- [WORK TO DO]:
How many lines of these entries hold the string "name"? Reply with the number alone.

------------------------

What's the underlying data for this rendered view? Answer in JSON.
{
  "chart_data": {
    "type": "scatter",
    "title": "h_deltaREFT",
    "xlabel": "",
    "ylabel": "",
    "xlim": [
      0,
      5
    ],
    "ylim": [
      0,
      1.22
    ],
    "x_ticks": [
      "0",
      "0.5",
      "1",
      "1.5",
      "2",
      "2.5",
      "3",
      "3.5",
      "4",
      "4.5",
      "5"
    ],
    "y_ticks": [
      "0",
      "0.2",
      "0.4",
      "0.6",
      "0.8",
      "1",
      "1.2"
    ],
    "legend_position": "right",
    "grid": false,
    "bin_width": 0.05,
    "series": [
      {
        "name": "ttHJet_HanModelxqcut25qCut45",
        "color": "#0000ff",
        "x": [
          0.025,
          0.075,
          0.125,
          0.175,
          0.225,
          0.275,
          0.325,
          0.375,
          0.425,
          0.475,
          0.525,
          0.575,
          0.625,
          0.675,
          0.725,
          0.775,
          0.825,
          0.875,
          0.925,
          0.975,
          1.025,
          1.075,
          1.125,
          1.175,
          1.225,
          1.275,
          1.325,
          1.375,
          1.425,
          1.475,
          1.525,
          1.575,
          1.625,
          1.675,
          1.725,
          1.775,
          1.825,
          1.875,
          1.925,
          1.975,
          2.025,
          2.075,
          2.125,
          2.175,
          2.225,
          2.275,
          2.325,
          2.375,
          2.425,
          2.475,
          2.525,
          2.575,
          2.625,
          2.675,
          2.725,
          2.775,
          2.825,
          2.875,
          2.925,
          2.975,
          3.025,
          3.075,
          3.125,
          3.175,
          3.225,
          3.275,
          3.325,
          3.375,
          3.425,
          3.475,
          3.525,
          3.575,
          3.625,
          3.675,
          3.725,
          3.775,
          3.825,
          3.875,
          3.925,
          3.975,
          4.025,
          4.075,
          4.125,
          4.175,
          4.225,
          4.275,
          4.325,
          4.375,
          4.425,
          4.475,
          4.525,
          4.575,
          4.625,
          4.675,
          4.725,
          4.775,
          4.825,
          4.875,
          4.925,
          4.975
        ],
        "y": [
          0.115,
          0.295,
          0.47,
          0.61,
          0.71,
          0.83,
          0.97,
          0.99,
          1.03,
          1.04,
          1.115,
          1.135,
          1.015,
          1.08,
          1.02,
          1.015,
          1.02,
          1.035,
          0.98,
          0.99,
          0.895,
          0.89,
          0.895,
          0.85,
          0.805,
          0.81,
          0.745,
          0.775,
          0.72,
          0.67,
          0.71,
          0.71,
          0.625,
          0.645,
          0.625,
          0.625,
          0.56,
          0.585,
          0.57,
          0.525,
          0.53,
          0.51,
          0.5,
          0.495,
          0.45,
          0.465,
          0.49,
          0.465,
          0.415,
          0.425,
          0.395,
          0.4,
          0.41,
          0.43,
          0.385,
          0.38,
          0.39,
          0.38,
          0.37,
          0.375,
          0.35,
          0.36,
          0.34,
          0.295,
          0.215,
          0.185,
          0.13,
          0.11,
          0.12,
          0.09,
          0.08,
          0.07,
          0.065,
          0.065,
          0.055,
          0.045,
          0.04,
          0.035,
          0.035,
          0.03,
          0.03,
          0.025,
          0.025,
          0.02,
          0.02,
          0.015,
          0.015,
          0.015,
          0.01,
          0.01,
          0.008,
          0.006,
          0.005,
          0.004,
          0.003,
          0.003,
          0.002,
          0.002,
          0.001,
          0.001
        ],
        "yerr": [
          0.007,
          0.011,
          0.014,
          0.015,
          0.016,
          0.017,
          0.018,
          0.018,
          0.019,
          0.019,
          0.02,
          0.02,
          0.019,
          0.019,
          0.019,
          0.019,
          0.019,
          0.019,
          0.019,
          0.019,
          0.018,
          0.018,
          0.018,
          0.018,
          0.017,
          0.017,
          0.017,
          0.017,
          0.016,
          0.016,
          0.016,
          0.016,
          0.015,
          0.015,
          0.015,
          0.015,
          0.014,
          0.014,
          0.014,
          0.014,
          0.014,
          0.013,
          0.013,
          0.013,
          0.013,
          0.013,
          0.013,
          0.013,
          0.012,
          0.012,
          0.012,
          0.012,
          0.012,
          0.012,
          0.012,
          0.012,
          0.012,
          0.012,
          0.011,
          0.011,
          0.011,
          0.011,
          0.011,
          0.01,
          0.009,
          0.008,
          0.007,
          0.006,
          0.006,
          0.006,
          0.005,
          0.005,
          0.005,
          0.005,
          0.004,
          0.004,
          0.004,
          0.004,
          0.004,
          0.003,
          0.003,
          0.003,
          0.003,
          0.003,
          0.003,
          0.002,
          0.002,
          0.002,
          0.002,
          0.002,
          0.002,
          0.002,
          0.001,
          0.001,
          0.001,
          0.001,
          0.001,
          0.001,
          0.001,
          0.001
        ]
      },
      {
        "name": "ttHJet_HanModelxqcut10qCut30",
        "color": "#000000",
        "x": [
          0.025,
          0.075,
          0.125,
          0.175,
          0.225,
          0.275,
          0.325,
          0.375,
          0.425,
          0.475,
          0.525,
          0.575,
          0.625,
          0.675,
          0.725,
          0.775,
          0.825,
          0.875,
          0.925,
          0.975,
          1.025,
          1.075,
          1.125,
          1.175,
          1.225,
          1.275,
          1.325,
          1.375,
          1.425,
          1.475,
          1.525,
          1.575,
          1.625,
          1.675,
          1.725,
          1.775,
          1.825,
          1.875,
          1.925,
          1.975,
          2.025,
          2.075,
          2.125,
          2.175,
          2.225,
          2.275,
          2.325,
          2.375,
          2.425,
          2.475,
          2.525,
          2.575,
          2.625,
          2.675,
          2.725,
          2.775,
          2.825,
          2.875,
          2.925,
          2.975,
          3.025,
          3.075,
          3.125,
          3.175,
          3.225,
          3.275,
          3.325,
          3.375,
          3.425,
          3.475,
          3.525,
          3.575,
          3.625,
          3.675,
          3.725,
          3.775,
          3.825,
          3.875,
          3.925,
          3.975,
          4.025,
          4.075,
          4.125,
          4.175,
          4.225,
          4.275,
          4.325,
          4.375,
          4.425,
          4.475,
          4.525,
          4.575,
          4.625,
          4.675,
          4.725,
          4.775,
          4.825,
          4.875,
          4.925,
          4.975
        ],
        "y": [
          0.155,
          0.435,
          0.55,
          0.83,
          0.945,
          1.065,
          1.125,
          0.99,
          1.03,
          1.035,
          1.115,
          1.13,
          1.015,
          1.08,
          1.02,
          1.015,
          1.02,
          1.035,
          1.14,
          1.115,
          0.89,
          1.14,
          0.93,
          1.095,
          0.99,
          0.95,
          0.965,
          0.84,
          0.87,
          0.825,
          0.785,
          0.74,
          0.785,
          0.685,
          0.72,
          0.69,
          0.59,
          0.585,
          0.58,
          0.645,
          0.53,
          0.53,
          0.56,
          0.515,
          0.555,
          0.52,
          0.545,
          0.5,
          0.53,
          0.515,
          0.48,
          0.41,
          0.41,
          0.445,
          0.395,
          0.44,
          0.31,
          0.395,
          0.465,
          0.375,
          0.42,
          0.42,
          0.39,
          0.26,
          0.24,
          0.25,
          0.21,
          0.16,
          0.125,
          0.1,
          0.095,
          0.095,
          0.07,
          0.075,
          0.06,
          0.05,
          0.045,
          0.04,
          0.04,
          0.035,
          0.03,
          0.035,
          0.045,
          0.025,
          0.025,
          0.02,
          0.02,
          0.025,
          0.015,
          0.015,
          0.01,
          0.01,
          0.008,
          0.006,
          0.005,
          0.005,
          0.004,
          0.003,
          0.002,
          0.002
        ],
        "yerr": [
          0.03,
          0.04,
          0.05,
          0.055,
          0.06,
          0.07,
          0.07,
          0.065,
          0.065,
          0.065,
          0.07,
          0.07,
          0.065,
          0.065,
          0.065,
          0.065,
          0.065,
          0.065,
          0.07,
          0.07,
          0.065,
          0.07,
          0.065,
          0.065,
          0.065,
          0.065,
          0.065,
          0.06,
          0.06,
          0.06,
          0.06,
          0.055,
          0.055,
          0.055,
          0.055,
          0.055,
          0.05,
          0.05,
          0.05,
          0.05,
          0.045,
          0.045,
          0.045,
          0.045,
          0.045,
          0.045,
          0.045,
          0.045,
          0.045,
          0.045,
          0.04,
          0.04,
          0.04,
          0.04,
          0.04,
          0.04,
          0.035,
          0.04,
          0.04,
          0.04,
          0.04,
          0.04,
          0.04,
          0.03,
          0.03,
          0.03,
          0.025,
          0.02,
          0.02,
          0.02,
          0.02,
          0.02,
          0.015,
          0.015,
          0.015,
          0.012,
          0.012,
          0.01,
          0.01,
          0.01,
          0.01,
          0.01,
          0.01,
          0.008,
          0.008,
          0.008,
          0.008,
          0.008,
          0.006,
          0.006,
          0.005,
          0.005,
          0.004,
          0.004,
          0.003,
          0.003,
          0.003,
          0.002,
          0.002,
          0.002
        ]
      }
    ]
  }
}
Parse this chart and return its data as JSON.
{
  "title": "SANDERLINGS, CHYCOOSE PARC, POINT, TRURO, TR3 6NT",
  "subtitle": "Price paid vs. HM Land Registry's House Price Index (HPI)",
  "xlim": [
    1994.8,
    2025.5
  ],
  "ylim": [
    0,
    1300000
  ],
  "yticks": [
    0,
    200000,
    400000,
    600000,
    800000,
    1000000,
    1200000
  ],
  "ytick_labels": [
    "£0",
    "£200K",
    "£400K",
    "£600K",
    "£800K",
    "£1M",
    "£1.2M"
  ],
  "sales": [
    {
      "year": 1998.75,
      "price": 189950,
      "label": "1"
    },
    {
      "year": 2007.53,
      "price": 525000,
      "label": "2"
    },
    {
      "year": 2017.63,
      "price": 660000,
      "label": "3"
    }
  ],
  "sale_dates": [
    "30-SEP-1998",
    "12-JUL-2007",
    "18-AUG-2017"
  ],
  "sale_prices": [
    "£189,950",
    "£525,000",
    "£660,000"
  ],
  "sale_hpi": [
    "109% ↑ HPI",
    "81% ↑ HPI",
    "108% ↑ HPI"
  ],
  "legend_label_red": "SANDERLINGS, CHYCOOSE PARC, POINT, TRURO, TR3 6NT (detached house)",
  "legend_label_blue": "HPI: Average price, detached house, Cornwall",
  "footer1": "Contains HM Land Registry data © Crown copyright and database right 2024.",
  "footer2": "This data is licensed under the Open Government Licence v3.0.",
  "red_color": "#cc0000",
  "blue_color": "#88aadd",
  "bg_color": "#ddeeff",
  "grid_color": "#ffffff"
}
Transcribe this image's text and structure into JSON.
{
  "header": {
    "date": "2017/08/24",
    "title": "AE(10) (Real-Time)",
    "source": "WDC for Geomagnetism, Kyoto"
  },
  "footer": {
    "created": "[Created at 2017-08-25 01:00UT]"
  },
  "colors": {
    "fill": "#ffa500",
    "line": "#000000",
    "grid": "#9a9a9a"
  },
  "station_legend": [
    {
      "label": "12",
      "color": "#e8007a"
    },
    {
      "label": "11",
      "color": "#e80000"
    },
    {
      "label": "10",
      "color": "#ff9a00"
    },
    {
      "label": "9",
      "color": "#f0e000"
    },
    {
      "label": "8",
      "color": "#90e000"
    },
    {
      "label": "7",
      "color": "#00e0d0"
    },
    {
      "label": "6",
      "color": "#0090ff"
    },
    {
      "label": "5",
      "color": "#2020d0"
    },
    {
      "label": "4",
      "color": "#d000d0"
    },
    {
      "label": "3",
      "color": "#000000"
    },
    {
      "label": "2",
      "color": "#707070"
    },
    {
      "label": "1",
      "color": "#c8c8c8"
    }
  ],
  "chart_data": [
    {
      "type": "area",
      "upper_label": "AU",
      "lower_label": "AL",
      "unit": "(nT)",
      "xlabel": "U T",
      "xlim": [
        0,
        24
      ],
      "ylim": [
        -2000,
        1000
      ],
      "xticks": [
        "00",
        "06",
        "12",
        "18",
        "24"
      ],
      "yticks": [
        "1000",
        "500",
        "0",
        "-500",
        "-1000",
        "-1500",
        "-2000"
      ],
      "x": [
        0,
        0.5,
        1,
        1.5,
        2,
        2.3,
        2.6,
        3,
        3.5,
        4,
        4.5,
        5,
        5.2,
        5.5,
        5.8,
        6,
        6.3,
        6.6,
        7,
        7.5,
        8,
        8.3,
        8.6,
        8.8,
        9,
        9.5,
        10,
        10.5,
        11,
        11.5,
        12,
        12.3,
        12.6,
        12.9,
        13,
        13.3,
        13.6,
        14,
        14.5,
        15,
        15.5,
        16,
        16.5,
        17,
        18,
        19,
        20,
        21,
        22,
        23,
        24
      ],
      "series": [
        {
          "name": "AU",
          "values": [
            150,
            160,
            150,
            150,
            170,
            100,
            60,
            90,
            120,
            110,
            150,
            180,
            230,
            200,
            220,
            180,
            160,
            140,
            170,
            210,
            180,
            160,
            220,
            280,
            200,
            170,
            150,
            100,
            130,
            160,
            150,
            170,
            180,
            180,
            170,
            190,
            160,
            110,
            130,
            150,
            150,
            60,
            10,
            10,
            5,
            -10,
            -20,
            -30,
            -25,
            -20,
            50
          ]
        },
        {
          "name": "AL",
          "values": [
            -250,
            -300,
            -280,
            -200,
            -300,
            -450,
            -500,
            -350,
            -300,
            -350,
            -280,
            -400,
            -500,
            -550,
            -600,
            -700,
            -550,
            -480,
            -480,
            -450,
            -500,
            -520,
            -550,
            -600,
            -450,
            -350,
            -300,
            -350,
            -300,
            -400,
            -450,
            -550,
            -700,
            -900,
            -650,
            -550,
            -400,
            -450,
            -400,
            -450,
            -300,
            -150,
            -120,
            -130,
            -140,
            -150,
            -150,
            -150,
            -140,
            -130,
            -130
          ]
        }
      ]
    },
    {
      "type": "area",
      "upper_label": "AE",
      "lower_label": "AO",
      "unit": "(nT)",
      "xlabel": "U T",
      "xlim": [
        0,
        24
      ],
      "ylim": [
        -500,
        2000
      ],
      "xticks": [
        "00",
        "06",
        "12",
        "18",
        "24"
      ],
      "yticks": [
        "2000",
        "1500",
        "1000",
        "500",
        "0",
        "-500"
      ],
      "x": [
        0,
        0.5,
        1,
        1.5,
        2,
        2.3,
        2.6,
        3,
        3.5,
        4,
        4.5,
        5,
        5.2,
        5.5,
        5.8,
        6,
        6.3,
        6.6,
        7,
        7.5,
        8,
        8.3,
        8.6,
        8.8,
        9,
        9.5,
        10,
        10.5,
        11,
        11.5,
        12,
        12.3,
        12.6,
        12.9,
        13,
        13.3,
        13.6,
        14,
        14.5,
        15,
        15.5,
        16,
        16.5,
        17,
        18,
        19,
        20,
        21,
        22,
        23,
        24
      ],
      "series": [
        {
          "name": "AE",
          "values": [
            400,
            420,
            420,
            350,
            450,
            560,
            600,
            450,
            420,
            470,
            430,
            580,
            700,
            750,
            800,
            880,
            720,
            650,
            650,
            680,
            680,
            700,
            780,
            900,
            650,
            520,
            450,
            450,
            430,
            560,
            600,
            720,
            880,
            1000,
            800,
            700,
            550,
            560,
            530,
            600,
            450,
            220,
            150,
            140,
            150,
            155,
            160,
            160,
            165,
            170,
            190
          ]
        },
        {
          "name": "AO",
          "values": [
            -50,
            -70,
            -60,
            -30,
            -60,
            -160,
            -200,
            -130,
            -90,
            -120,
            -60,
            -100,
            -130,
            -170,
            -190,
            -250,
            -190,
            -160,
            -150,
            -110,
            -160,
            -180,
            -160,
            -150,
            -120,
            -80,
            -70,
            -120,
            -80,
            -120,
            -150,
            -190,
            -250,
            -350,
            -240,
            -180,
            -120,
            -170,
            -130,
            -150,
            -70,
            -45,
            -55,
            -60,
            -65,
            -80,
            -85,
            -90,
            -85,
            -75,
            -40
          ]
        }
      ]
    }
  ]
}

------------------------

- [RESPONSE TO THIS TASK]:
6